*Aim of the task*:
Transcribe the records that follow exactly. Skip the pictures.

### Material shown

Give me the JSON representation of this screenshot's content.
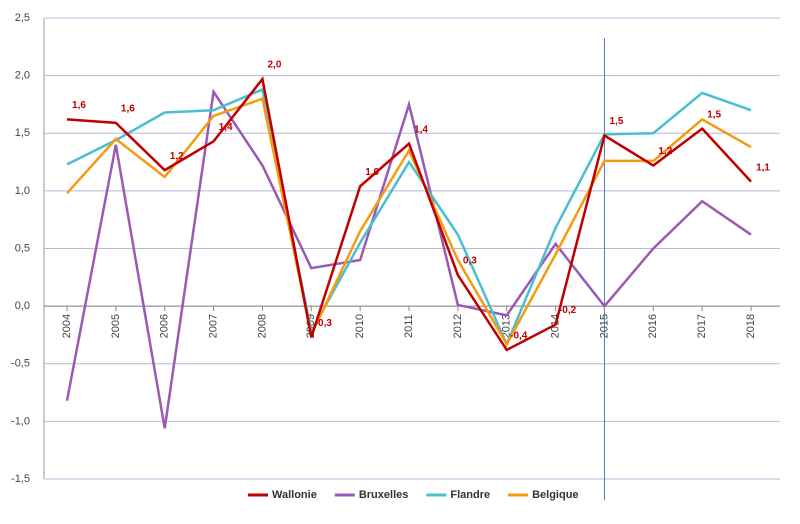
{
  "chart_data": {
    "type": "line",
    "categories": [
      "2004",
      "2005",
      "2006",
      "2007",
      "2008",
      "2009",
      "2010",
      "2011",
      "2012",
      "2013",
      "2014",
      "2015",
      "2016",
      "2017",
      "2018"
    ],
    "series": [
      {
        "name": "Wallonie",
        "color": "#c00000",
        "values": [
          1.62,
          1.59,
          1.18,
          1.43,
          1.97,
          -0.27,
          1.04,
          1.41,
          0.27,
          -0.38,
          -0.16,
          1.48,
          1.22,
          1.54,
          1.08
        ],
        "value_labels": [
          "1,6",
          "1,6",
          "1,2",
          "1,4",
          "2,0",
          "-0,3",
          "1,0",
          "1,4",
          "0,3",
          "-0,4",
          "-0,2",
          "1,5",
          "1,2",
          "1,5",
          "1,1"
        ]
      },
      {
        "name": "Bruxelles",
        "color": "#9b59b6",
        "values": [
          -0.82,
          1.4,
          -1.06,
          1.86,
          1.22,
          0.33,
          0.4,
          1.75,
          0.01,
          -0.08,
          0.54,
          0.0,
          0.5,
          0.91,
          0.62
        ]
      },
      {
        "name": "Flandre",
        "color": "#4bbfcf",
        "values": [
          1.23,
          1.44,
          1.68,
          1.7,
          1.88,
          -0.22,
          0.55,
          1.25,
          0.62,
          -0.33,
          0.68,
          1.49,
          1.5,
          1.85,
          1.7
        ]
      },
      {
        "name": "Belgique",
        "color": "#f39c12",
        "values": [
          0.98,
          1.45,
          1.12,
          1.65,
          1.8,
          -0.25,
          0.65,
          1.35,
          0.4,
          -0.33,
          0.45,
          1.26,
          1.26,
          1.62,
          1.38
        ]
      }
    ],
    "ylim": [
      -1.5,
      2.5
    ],
    "yticks": [
      {
        "value": -1.5,
        "label": "-1,5"
      },
      {
        "value": -1.0,
        "label": "-1,0"
      },
      {
        "value": -0.5,
        "label": "-0,5"
      },
      {
        "value": 0.0,
        "label": "0,0"
      },
      {
        "value": 0.5,
        "label": "0,5"
      },
      {
        "value": 1.0,
        "label": "1,0"
      },
      {
        "value": 1.5,
        "label": "1,5"
      },
      {
        "value": 2.0,
        "label": "2,0"
      },
      {
        "value": 2.5,
        "label": "2,5"
      }
    ],
    "grid": true,
    "legend": "bottom"
  }
}
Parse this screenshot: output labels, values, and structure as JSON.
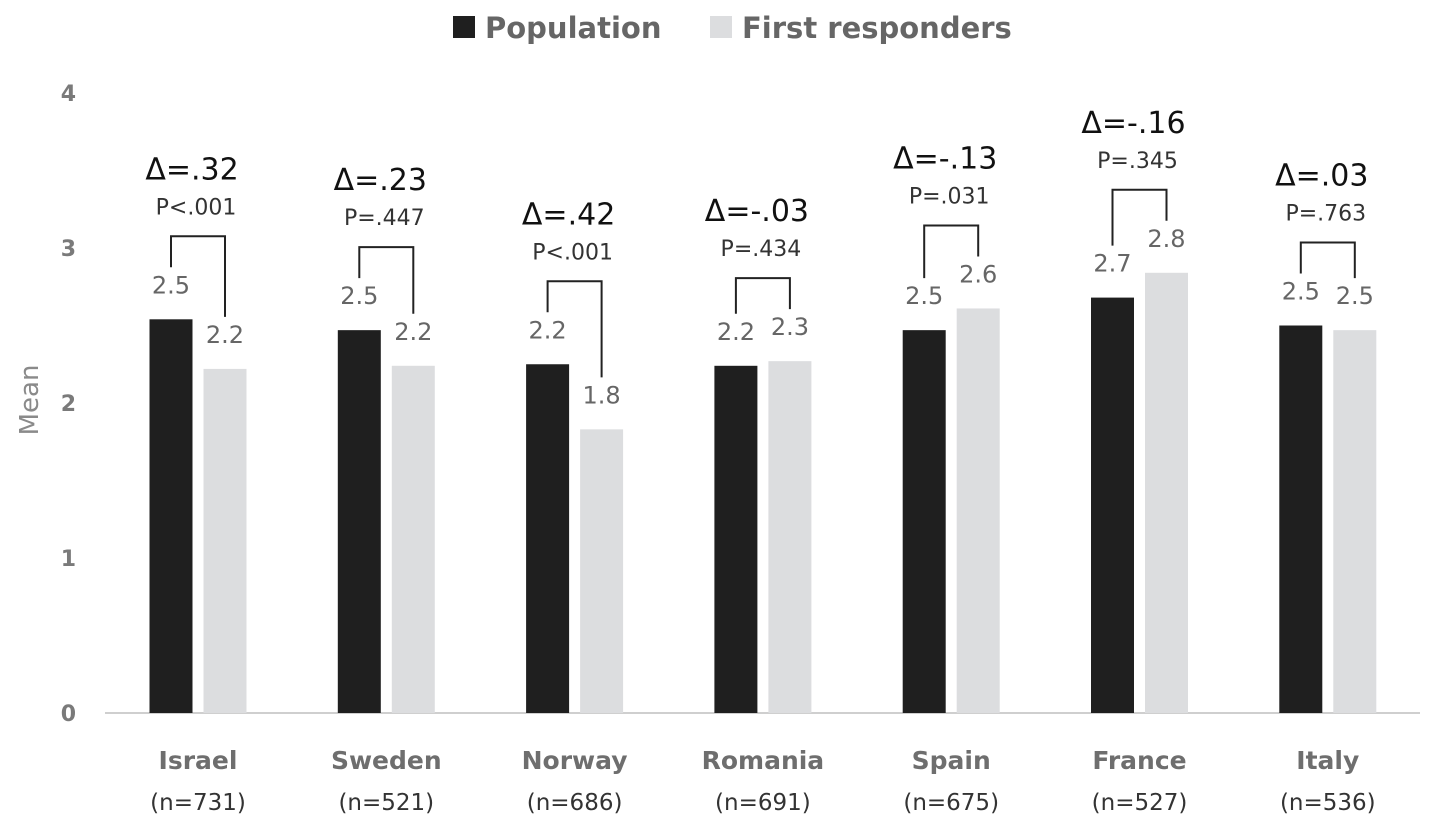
{
  "chart_data": {
    "type": "bar",
    "ylabel": "Mean",
    "ylim": [
      0,
      4
    ],
    "yticks": [
      "0",
      "1",
      "2",
      "3",
      "4"
    ],
    "legend_position": "top-center",
    "categories": [
      {
        "name": "Israel",
        "n": "(n=731)"
      },
      {
        "name": "Sweden",
        "n": "(n=521)"
      },
      {
        "name": "Norway",
        "n": "(n=686)"
      },
      {
        "name": "Romania",
        "n": "(n=691)"
      },
      {
        "name": "Spain",
        "n": "(n=675)"
      },
      {
        "name": "France",
        "n": "(n=527)"
      },
      {
        "name": "Italy",
        "n": "(n=536)"
      }
    ],
    "series": [
      {
        "name": "Population",
        "color": "#1f1f1f",
        "values": [
          2.54,
          2.47,
          2.25,
          2.24,
          2.47,
          2.68,
          2.5
        ],
        "labels": [
          "2.5",
          "2.5",
          "2.2",
          "2.2",
          "2.5",
          "2.7",
          "2.5"
        ]
      },
      {
        "name": "First responders",
        "color": "#dcdddf",
        "values": [
          2.22,
          2.24,
          1.83,
          2.27,
          2.61,
          2.84,
          2.47
        ],
        "labels": [
          "2.2",
          "2.2",
          "1.8",
          "2.3",
          "2.6",
          "2.8",
          "2.5"
        ]
      }
    ],
    "annotations": [
      {
        "delta": "Δ=.32",
        "p": "P<.001"
      },
      {
        "delta": "Δ=.23",
        "p": "P=.447"
      },
      {
        "delta": "Δ=.42",
        "p": "P<.001"
      },
      {
        "delta": "Δ=-.03",
        "p": "P=.434"
      },
      {
        "delta": "Δ=-.13",
        "p": "P=.031"
      },
      {
        "delta": "Δ=-.16",
        "p": "P=.345"
      },
      {
        "delta": "Δ=.03",
        "p": "P=.763"
      }
    ]
  }
}
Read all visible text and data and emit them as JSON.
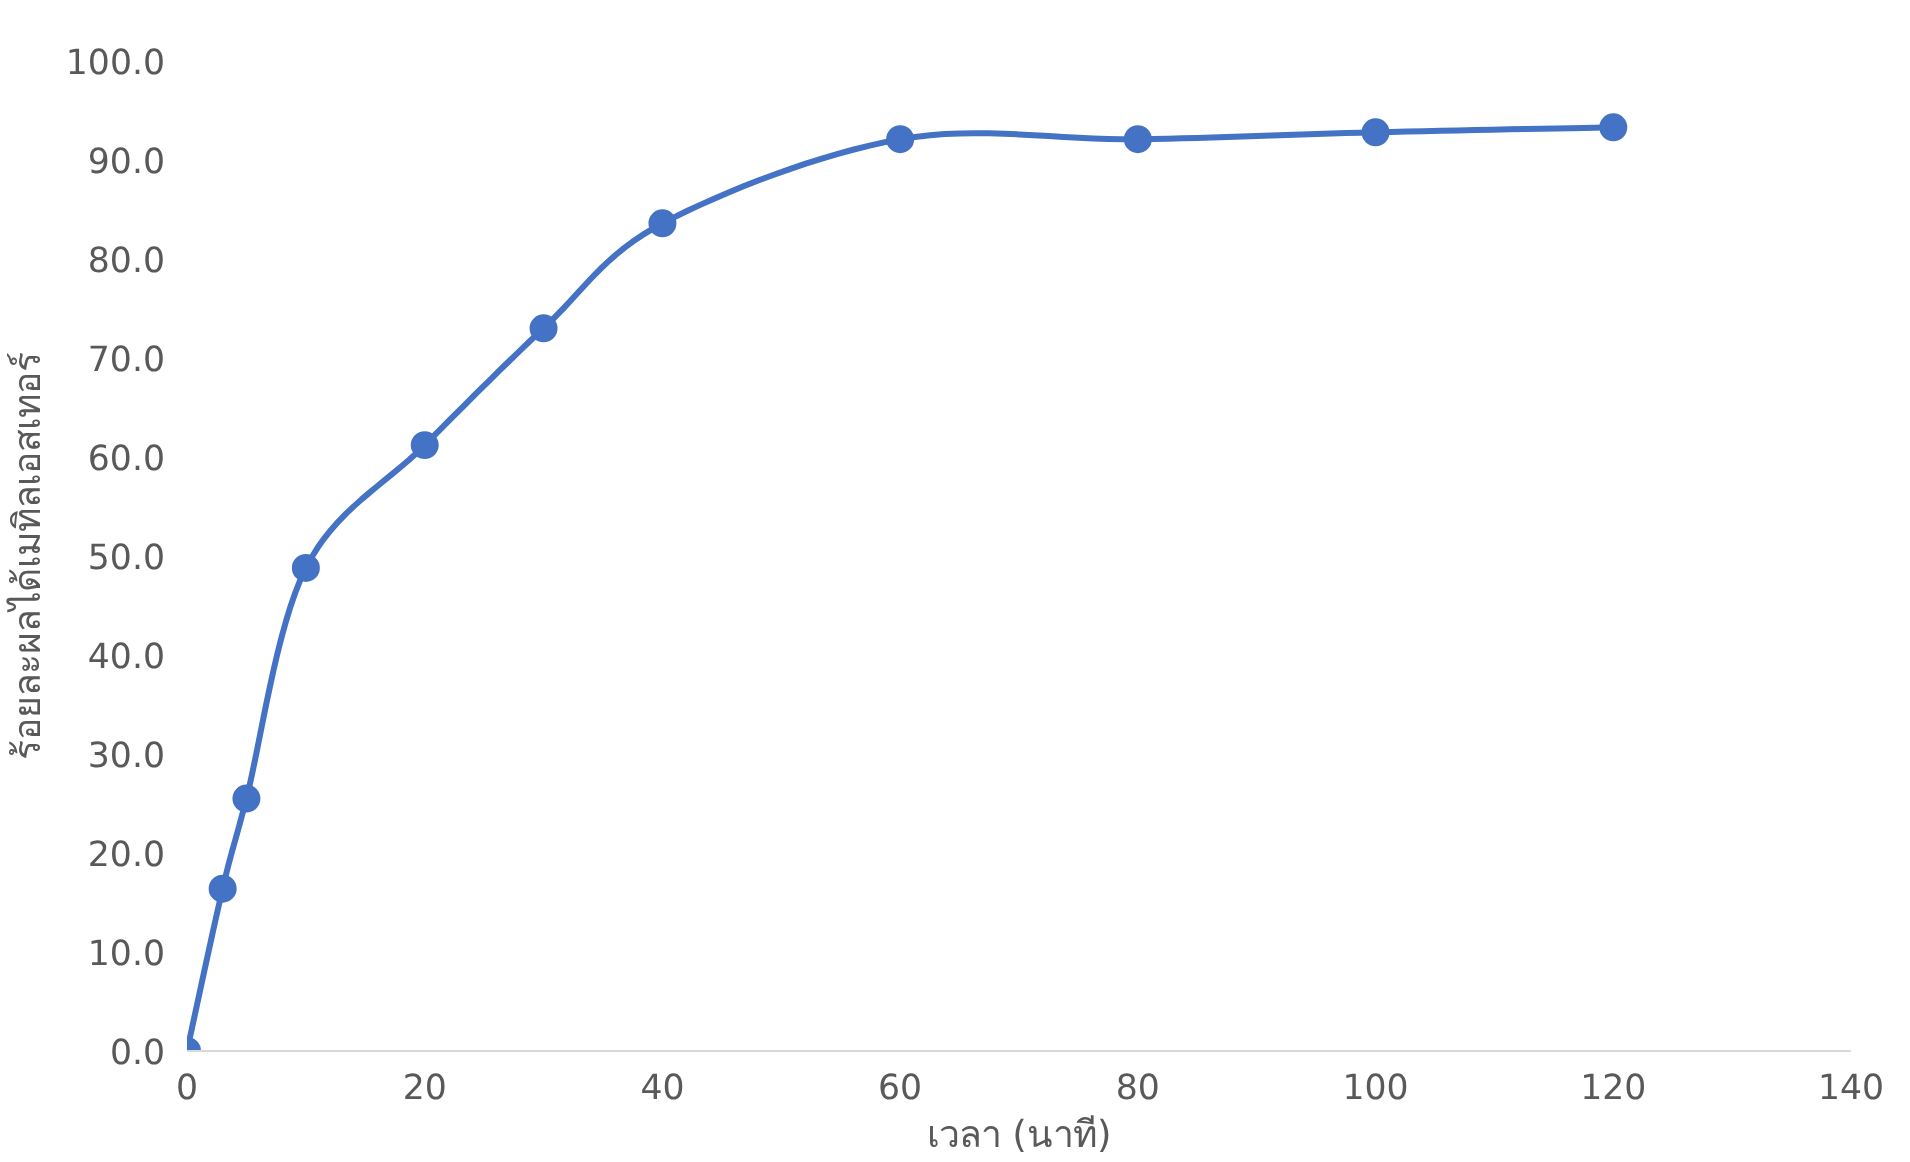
{
  "chart_data": {
    "type": "line",
    "xlabel": "เวลา (นาที)",
    "ylabel": "ร้อยละผลได้เมทิลเอสเทอร์",
    "x": [
      0,
      3,
      5,
      10,
      20,
      30,
      40,
      60,
      80,
      100,
      120
    ],
    "series": [
      {
        "color": "#4472c4",
        "values": [
          0,
          16.4,
          25.5,
          48.8,
          61.2,
          73.0,
          83.6,
          92.1,
          92.1,
          92.8,
          93.3
        ]
      }
    ],
    "xlim": [
      0,
      140
    ],
    "xticks": [
      0,
      20,
      40,
      60,
      80,
      100,
      120,
      140
    ],
    "ylim": [
      0,
      100
    ],
    "yticks": [
      {
        "value": 0,
        "label": "0.0"
      },
      {
        "value": 10,
        "label": "10.0"
      },
      {
        "value": 20,
        "label": "20.0"
      },
      {
        "value": 30,
        "label": "30.0"
      },
      {
        "value": 40,
        "label": "40.0"
      },
      {
        "value": 50,
        "label": "50.0"
      },
      {
        "value": 60,
        "label": "60.0"
      },
      {
        "value": 70,
        "label": "70.0"
      },
      {
        "value": 80,
        "label": "80.0"
      },
      {
        "value": 90,
        "label": "90.0"
      },
      {
        "value": 100,
        "label": "100.0"
      }
    ],
    "grid": false,
    "marker": "circle",
    "line_style": "solid"
  }
}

######

*Written solution*:
Give me the JSON representation of this screenshot's content.
{
  "chart_data": {
    "type": "line",
    "categories": [
      "2004",
      "2005",
      "2006",
      "2007",
      "2008",
      "2009",
      "2010",
      "2011",
      "2012",
      "2013",
      "2014",
      "2015",
      "2016",
      "2017",
      "2018"
    ],
    "series": [
      {
        "name": "Wallonie",
        "color": "#c00000",
        "values": [
          1.62,
          1.59,
          1.18,
          1.43,
          1.97,
          -0.27,
          1.04,
          1.41,
          0.27,
          -0.38,
          -0.16,
          1.48,
          1.22,
          1.54,
          1.08
        ],
        "value_labels": [
          "1,6",
          "1,6",
          "1,2",
          "1,4",
          "2,0",
          "-0,3",
          "1,0",
          "1,4",
          "0,3",
          "-0,4",
          "-0,2",
          "1,5",
          "1,2",
          "1,5",
          "1,1"
        ]
      },
      {
        "name": "Bruxelles",
        "color": "#9b59b6",
        "values": [
          -0.82,
          1.4,
          -1.06,
          1.86,
          1.22,
          0.33,
          0.4,
          1.75,
          0.01,
          -0.08,
          0.54,
          0.0,
          0.5,
          0.91,
          0.62
        ]
      },
      {
        "name": "Flandre",
        "color": "#4bbfcf",
        "values": [
          1.23,
          1.44,
          1.68,
          1.7,
          1.88,
          -0.22,
          0.55,
          1.25,
          0.62,
          -0.33,
          0.68,
          1.49,
          1.5,
          1.85,
          1.7
        ]
      },
      {
        "name": "Belgique",
        "color": "#f39c12",
        "values": [
          0.98,
          1.45,
          1.12,
          1.65,
          1.8,
          -0.25,
          0.65,
          1.35,
          0.4,
          -0.33,
          0.45,
          1.26,
          1.26,
          1.62,
          1.38
        ]
      }
    ],
    "ylim": [
      -1.5,
      2.5
    ],
    "yticks": [
      {
        "value": -1.5,
        "label": "-1,5"
      },
      {
        "value": -1.0,
        "label": "-1,0"
      },
      {
        "value": -0.5,
        "label": "-0,5"
      },
      {
        "value": 0.0,
        "label": "0,0"
      },
      {
        "value": 0.5,
        "label": "0,5"
      },
      {
        "value": 1.0,
        "label": "1,0"
      },
      {
        "value": 1.5,
        "label": "1,5"
      },
      {
        "value": 2.0,
        "label": "2,0"
      },
      {
        "value": 2.5,
        "label": "2,5"
      }
    ],
    "grid": true,
    "legend": "bottom"
  }
}
Parse this screenshot: output labels, values, and structure as JSON.
{
  "chart_data": {
    "type": "bar",
    "ylabel": "Mean",
    "ylim": [
      0,
      4
    ],
    "yticks": [
      "0",
      "1",
      "2",
      "3",
      "4"
    ],
    "legend_position": "top-center",
    "categories": [
      {
        "name": "Israel",
        "n": "(n=731)"
      },
      {
        "name": "Sweden",
        "n": "(n=521)"
      },
      {
        "name": "Norway",
        "n": "(n=686)"
      },
      {
        "name": "Romania",
        "n": "(n=691)"
      },
      {
        "name": "Spain",
        "n": "(n=675)"
      },
      {
        "name": "France",
        "n": "(n=527)"
      },
      {
        "name": "Italy",
        "n": "(n=536)"
      }
    ],
    "series": [
      {
        "name": "Population",
        "color": "#1f1f1f",
        "values": [
          2.54,
          2.47,
          2.25,
          2.24,
          2.47,
          2.68,
          2.5
        ],
        "labels": [
          "2.5",
          "2.5",
          "2.2",
          "2.2",
          "2.5",
          "2.7",
          "2.5"
        ]
      },
      {
        "name": "First responders",
        "color": "#dcdddf",
        "values": [
          2.22,
          2.24,
          1.83,
          2.27,
          2.61,
          2.84,
          2.47
        ],
        "labels": [
          "2.2",
          "2.2",
          "1.8",
          "2.3",
          "2.6",
          "2.8",
          "2.5"
        ]
      }
    ],
    "annotations": [
      {
        "delta": "Δ=.32",
        "p": "P<.001"
      },
      {
        "delta": "Δ=.23",
        "p": "P=.447"
      },
      {
        "delta": "Δ=.42",
        "p": "P<.001"
      },
      {
        "delta": "Δ=-.03",
        "p": "P=.434"
      },
      {
        "delta": "Δ=-.13",
        "p": "P=.031"
      },
      {
        "delta": "Δ=-.16",
        "p": "P=.345"
      },
      {
        "delta": "Δ=.03",
        "p": "P=.763"
      }
    ]
  }
}
Read all visible text and data and emit them as JSON.
{
  "chart_data": {
    "type": "line",
    "xlabel": "เวลา (นาที)",
    "ylabel": "ร้อยละผลได้เมทิลเอสเทอร์",
    "x": [
      0,
      3,
      5,
      10,
      20,
      30,
      40,
      60,
      80,
      100,
      120
    ],
    "series": [
      {
        "color": "#4472c4",
        "values": [
          0,
          16.4,
          25.5,
          48.8,
          61.2,
          73.0,
          83.6,
          92.1,
          92.1,
          92.8,
          93.3
        ]
      }
    ],
    "xlim": [
      0,
      140
    ],
    "xticks": [
      0,
      20,
      40,
      60,
      80,
      100,
      120,
      140
    ],
    "ylim": [
      0,
      100
    ],
    "yticks": [
      {
        "value": 0,
        "label": "0.0"
      },
      {
        "value": 10,
        "label": "10.0"
      },
      {
        "value": 20,
        "label": "20.0"
      },
      {
        "value": 30,
        "label": "30.0"
      },
      {
        "value": 40,
        "label": "40.0"
      },
      {
        "value": 50,
        "label": "50.0"
      },
      {
        "value": 60,
        "label": "60.0"
      },
      {
        "value": 70,
        "label": "70.0"
      },
      {
        "value": 80,
        "label": "80.0"
      },
      {
        "value": 90,
        "label": "90.0"
      },
      {
        "value": 100,
        "label": "100.0"
      }
    ],
    "grid": false,
    "marker": "circle",
    "line_style": "solid"
  }
}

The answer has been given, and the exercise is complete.